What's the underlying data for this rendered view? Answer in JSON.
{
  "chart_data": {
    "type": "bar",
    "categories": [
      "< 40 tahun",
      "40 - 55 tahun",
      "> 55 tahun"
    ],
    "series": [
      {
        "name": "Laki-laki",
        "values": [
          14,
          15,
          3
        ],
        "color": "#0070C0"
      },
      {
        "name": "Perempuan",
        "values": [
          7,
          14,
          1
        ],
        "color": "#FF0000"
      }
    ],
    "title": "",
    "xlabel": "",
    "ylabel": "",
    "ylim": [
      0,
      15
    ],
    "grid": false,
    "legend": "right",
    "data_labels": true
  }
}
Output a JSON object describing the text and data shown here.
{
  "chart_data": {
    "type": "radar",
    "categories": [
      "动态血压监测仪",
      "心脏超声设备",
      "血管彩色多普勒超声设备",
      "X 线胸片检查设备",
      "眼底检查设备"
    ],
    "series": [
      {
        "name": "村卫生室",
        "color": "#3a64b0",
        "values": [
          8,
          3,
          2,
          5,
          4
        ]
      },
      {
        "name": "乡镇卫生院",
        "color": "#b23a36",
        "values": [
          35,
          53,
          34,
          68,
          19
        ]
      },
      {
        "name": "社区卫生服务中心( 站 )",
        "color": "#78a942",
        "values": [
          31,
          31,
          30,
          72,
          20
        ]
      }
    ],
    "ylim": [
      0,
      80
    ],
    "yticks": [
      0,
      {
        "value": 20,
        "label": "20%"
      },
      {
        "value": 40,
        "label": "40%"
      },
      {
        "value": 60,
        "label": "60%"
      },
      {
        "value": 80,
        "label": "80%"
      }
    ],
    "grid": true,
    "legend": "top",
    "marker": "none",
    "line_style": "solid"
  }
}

*****

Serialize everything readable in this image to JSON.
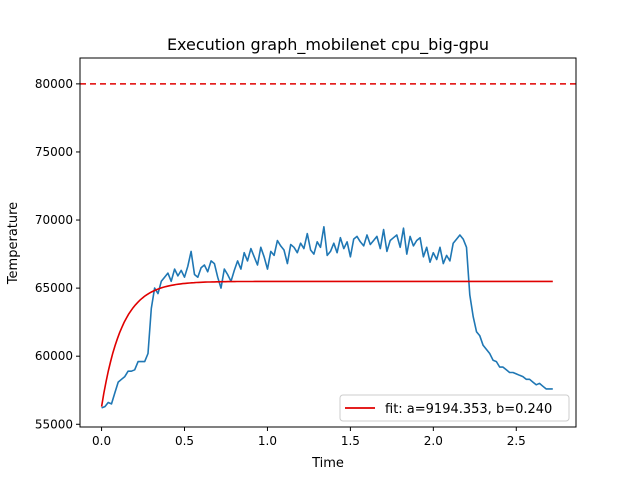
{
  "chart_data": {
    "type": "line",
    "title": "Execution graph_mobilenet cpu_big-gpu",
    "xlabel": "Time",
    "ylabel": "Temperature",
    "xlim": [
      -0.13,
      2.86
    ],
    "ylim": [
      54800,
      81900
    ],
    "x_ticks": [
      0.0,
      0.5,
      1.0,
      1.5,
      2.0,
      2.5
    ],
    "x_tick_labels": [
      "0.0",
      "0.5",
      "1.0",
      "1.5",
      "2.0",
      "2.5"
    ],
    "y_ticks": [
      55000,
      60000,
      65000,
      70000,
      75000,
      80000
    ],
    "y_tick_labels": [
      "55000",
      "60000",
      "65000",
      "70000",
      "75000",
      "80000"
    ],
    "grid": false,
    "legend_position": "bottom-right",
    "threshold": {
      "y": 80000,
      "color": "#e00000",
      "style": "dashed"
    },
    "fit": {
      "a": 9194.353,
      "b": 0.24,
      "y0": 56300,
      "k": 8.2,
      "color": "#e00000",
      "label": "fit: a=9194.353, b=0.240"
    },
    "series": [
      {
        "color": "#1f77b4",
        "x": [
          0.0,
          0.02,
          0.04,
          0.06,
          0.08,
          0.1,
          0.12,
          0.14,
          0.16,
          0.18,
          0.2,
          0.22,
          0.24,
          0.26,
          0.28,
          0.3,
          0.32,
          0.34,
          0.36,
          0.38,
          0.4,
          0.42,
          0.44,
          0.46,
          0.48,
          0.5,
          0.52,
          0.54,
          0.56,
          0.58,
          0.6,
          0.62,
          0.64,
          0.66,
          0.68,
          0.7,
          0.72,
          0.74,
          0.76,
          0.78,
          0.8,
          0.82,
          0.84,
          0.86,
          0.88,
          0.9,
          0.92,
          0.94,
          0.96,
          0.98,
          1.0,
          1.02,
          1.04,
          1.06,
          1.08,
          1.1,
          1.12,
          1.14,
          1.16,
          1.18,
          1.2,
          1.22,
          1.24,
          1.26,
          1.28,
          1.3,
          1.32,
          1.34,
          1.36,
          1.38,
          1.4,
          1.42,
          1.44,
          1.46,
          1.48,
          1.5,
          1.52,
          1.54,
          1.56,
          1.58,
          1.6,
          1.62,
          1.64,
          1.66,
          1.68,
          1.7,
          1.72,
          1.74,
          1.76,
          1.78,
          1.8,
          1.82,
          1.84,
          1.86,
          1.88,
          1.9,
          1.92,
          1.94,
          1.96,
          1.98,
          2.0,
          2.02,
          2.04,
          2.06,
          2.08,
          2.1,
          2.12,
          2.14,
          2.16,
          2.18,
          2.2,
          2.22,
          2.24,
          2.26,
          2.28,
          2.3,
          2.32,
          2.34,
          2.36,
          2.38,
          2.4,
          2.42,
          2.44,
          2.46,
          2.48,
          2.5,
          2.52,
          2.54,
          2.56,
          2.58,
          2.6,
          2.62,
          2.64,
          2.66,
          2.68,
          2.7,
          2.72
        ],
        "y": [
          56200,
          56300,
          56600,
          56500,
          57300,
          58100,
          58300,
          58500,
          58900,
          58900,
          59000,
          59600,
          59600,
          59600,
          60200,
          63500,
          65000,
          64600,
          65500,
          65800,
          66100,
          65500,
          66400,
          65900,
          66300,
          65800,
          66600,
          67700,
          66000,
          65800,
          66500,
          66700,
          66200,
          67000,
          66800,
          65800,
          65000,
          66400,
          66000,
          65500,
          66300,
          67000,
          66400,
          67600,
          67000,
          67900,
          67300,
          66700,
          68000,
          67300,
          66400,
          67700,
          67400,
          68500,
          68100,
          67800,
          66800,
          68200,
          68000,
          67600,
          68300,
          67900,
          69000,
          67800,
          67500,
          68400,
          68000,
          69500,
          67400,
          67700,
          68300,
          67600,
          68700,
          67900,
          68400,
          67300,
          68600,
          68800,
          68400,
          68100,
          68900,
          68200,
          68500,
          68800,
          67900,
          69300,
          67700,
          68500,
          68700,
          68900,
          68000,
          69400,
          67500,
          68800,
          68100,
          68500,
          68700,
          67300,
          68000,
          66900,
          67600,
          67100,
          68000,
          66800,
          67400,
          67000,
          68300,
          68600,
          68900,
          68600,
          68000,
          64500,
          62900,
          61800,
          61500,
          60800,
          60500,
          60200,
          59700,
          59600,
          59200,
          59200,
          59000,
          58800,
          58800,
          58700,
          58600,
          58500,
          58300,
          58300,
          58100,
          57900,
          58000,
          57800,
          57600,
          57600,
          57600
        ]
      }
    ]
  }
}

*****

To do:
In the listing, how many lines hold "this"? Answer with a bare number.

Exercise solution:
2